Dataset excerpts:
»»

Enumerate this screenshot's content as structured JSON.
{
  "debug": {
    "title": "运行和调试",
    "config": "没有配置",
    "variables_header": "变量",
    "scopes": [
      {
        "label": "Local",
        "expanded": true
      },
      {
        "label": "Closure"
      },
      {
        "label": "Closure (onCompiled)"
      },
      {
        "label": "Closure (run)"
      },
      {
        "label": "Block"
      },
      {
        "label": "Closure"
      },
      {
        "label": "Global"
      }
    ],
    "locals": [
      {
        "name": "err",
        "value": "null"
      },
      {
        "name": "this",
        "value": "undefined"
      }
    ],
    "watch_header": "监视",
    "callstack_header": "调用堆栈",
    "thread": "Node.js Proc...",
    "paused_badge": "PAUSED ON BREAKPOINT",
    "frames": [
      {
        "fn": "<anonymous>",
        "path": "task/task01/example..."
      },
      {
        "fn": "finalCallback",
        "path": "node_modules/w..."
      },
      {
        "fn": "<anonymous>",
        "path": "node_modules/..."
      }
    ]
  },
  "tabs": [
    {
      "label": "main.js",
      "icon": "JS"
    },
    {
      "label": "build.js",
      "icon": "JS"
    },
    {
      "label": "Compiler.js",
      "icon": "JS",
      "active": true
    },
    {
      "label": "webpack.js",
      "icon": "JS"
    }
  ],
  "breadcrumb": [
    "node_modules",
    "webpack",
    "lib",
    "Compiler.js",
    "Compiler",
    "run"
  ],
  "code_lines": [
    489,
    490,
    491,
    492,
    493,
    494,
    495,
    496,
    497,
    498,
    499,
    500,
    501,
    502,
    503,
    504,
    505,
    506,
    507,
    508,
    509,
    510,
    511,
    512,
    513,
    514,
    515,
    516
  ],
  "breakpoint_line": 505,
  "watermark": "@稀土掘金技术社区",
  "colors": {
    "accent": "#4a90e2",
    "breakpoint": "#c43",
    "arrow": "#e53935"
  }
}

««

* TASK PROMPT *
Out of the records, collect only those lines that contain the string "Closure".

* RESULT *
        "label": "Closure"
        "label": "Closure (onCompiled)"
        "label": "Closure (run)"
        "label": "Closure"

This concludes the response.